## Task to carry out
For each line below that includes the word "tables", make a copy.

(Stored data)
## start

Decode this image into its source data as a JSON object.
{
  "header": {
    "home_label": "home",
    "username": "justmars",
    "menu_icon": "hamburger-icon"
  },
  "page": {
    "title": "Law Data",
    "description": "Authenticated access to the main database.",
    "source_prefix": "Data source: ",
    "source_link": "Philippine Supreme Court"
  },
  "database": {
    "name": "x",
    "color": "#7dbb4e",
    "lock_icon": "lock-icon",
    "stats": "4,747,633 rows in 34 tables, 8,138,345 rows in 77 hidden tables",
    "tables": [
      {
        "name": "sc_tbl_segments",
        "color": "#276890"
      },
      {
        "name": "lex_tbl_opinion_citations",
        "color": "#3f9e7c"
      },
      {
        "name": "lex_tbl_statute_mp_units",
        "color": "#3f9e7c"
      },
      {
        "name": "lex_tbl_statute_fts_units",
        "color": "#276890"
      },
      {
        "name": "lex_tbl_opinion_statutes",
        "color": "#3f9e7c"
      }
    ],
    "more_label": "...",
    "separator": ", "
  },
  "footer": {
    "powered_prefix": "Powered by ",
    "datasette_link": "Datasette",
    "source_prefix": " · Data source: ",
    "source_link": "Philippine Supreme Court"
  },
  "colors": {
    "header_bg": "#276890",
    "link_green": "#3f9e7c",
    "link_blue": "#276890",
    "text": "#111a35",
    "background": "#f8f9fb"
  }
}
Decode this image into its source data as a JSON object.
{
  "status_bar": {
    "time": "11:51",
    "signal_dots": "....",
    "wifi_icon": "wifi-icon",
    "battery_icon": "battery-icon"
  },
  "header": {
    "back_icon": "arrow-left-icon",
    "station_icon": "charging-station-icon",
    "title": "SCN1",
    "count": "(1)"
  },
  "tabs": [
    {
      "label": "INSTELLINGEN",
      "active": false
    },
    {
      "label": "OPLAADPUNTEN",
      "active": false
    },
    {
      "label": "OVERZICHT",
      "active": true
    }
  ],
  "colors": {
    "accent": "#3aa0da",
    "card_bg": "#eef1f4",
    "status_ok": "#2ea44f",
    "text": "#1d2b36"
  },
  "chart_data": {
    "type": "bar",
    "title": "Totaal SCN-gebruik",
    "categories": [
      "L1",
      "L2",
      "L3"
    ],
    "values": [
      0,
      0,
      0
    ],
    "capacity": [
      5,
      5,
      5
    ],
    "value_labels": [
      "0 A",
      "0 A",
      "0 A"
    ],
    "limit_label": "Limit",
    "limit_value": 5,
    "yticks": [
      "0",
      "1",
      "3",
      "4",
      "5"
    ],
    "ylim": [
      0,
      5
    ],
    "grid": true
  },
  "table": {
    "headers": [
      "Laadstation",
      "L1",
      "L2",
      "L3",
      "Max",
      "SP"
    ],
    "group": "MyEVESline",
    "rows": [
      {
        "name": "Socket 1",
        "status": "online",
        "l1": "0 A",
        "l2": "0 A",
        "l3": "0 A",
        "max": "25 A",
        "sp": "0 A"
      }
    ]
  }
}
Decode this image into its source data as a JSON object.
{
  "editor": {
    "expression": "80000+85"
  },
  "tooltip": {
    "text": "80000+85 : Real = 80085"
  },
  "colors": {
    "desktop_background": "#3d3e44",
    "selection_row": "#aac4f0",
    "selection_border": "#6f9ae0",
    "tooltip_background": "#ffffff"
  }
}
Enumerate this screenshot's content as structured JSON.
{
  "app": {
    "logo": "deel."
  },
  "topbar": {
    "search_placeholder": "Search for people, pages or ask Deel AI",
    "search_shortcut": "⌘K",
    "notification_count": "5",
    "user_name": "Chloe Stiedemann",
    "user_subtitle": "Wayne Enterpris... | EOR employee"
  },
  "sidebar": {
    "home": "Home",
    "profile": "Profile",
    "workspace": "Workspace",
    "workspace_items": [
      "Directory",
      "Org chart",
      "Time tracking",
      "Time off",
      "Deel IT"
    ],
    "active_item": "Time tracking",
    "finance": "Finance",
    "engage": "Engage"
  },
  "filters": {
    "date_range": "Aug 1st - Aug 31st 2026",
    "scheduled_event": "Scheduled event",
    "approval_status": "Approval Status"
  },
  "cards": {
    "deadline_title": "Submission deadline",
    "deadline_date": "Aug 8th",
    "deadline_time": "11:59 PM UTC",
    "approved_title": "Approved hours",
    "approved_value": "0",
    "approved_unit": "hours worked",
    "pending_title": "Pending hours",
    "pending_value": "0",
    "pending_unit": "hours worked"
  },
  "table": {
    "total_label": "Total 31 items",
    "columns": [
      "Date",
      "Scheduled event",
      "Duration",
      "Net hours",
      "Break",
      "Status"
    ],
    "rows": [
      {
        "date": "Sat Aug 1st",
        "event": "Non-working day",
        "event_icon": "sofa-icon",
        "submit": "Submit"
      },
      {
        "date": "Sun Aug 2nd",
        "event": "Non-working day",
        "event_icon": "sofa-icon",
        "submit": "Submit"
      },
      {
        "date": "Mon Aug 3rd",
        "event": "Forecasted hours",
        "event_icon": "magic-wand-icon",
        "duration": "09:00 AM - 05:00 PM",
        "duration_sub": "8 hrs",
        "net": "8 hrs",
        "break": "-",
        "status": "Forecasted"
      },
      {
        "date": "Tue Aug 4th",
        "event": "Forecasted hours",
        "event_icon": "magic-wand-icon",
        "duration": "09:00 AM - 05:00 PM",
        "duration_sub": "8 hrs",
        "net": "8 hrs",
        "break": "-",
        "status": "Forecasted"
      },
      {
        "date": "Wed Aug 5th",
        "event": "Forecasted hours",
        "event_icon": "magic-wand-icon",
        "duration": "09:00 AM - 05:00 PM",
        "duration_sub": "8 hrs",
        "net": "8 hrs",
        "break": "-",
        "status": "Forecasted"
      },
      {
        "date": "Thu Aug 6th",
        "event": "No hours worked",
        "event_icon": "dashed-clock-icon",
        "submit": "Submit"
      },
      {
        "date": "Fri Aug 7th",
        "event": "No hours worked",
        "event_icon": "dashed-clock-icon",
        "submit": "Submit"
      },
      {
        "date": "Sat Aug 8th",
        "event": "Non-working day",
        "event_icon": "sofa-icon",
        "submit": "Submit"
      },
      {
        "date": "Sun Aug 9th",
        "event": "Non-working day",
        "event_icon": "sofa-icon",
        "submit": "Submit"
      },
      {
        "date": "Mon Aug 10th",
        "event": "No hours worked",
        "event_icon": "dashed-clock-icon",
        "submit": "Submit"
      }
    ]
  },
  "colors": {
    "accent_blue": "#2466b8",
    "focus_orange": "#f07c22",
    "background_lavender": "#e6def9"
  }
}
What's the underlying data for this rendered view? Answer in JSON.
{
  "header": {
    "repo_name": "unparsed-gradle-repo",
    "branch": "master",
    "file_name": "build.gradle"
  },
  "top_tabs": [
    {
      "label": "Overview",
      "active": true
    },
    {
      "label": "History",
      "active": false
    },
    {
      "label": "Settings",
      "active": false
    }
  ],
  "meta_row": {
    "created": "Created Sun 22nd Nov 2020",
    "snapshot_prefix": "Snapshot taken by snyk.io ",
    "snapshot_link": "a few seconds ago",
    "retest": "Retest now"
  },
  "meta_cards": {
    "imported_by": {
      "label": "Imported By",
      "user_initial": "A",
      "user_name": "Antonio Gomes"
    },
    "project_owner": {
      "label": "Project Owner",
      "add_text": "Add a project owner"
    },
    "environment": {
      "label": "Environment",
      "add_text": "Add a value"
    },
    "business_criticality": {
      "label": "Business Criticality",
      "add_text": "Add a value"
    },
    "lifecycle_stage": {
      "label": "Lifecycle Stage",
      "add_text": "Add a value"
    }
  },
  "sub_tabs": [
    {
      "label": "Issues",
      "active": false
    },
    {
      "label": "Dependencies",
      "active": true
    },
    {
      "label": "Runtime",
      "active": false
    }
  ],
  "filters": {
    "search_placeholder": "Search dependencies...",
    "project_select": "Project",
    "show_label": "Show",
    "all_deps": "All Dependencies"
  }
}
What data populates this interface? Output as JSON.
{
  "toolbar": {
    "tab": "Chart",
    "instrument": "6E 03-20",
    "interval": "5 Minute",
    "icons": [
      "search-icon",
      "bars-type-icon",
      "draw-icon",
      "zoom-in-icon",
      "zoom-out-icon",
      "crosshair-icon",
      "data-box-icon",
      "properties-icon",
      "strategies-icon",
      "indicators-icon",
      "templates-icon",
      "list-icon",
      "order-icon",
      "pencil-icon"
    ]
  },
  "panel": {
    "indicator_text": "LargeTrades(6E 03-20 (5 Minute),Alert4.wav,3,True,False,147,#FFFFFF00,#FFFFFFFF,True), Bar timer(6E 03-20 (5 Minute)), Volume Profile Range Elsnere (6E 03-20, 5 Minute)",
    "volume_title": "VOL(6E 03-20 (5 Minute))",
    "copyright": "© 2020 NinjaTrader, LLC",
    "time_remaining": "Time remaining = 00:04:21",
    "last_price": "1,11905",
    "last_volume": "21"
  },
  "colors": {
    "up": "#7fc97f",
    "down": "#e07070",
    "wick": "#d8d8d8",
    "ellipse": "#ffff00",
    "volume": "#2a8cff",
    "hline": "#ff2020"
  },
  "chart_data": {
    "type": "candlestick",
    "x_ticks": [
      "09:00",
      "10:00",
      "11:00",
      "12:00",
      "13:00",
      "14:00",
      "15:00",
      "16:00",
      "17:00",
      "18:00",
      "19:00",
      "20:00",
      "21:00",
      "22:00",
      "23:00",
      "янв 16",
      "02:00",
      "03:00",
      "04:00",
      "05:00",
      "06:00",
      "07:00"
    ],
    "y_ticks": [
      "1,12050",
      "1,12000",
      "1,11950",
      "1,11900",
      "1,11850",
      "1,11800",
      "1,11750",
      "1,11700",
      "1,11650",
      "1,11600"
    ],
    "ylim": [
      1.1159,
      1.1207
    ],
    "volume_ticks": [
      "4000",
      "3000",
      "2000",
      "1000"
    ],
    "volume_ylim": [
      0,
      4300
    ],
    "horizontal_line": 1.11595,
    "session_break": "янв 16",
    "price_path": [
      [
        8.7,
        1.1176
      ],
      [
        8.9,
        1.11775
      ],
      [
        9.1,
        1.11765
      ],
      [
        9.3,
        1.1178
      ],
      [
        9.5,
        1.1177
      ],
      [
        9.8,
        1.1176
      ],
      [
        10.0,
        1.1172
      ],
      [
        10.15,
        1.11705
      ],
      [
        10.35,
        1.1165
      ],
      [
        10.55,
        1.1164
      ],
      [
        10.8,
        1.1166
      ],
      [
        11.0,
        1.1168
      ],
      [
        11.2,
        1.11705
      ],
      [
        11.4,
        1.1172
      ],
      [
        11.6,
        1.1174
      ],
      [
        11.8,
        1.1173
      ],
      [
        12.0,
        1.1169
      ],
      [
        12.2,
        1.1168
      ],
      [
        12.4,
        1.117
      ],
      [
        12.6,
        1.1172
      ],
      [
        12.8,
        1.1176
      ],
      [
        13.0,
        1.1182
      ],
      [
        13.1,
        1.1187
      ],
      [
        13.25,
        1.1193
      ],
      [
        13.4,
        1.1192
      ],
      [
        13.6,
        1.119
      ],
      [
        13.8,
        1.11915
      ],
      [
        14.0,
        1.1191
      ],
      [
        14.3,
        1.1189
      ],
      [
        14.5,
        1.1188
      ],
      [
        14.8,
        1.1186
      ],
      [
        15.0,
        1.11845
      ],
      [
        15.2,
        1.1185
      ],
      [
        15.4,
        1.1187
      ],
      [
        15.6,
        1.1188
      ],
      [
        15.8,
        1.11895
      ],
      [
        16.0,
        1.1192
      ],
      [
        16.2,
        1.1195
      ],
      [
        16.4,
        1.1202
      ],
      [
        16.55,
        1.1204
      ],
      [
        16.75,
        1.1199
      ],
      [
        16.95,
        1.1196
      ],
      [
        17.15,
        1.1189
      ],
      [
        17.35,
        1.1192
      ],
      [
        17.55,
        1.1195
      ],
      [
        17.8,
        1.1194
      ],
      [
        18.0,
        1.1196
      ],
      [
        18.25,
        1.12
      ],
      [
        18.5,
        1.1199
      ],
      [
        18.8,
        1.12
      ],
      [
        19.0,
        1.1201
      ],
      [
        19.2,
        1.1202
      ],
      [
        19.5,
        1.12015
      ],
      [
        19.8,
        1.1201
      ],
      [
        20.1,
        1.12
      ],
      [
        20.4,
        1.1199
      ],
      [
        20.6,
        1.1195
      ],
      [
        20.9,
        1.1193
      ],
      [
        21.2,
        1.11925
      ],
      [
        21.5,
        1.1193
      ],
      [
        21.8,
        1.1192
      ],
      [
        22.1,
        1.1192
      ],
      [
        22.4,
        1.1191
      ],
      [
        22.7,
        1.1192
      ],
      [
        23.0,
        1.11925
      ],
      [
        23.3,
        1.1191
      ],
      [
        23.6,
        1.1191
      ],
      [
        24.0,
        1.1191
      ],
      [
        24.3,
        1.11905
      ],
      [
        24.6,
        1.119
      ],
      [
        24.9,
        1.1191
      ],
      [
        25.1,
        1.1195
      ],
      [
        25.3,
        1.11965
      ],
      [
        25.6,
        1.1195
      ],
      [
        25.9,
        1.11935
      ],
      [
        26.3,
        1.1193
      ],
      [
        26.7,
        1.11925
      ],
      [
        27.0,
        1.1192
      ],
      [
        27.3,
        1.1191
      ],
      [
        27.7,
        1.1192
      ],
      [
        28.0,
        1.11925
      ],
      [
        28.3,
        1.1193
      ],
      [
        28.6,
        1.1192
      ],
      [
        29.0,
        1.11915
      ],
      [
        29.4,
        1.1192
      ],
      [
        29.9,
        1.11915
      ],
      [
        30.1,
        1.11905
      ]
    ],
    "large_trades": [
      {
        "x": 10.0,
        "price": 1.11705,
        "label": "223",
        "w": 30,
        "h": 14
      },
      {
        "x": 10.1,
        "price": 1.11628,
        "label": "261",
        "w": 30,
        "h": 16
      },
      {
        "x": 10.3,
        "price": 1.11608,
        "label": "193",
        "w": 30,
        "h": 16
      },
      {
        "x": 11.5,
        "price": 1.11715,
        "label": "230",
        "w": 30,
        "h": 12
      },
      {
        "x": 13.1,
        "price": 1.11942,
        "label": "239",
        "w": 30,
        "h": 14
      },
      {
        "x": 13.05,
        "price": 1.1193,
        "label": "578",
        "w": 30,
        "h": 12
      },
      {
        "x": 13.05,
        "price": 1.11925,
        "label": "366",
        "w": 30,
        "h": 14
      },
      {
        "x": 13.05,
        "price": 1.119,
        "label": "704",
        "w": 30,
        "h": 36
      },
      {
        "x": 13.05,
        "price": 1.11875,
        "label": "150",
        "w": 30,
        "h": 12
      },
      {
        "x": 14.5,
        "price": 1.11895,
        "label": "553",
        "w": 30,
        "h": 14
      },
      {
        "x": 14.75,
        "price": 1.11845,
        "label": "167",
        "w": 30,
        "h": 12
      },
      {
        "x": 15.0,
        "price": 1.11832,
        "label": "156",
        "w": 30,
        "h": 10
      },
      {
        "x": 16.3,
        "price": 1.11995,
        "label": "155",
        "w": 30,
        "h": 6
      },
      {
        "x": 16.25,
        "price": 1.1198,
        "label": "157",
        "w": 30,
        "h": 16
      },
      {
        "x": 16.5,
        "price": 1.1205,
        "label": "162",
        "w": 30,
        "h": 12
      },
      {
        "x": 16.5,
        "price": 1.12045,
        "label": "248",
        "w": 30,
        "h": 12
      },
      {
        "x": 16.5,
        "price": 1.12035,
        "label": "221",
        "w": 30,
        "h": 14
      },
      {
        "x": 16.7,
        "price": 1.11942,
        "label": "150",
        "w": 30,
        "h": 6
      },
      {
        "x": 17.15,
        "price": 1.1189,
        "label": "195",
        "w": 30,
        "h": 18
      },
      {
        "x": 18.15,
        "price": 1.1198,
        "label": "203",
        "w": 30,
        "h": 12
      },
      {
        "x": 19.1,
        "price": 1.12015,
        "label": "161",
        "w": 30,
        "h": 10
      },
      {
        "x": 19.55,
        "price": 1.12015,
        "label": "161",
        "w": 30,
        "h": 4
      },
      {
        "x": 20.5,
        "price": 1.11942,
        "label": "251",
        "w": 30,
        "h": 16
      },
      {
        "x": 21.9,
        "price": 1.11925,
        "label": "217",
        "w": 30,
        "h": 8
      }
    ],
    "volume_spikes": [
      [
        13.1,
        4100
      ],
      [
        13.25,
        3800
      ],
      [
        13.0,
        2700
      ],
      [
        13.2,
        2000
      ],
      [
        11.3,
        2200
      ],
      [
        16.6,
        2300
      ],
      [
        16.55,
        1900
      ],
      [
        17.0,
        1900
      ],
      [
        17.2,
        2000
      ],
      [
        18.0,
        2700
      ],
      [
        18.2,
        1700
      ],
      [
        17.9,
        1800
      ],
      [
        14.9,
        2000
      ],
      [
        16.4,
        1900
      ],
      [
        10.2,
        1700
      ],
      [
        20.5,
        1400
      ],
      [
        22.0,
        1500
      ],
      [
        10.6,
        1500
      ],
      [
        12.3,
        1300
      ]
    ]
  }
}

## end

## Answer to the task
    "stats": "4,747,633 rows in 34 tables, 8,138,345 rows in 77 hidden tables",
    "tables": [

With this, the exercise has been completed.